_WHAT YOU WILL DO:_ From the records below, copy every line that contains the word "icon".

# # # #

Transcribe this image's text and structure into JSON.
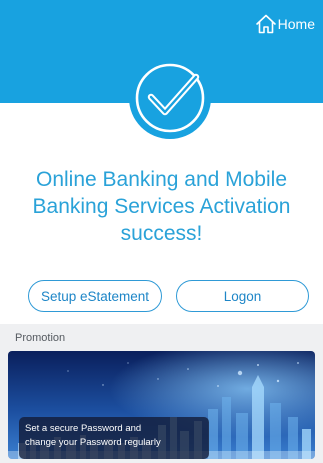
{
  "header": {
    "home_label": "Home",
    "home_icon": "home-icon",
    "background_color": "#18a2e0"
  },
  "status": {
    "icon": "check-circle-icon",
    "lines": [
      "Online Banking and Mobile",
      "Banking Services Activation",
      "success!"
    ],
    "color": "#2aa2d8"
  },
  "actions": {
    "setup_estatement_label": "Setup eStatement",
    "logon_label": "Logon"
  },
  "promotion": {
    "section_label": "Promotion",
    "banner_lines": [
      "Set a secure Password and",
      "change your Password regularly"
    ]
  }
}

# # # #

_ANSWER FOR THIS EXERCISE:_
    "home_icon": "home-icon",
    "icon": "check-circle-icon",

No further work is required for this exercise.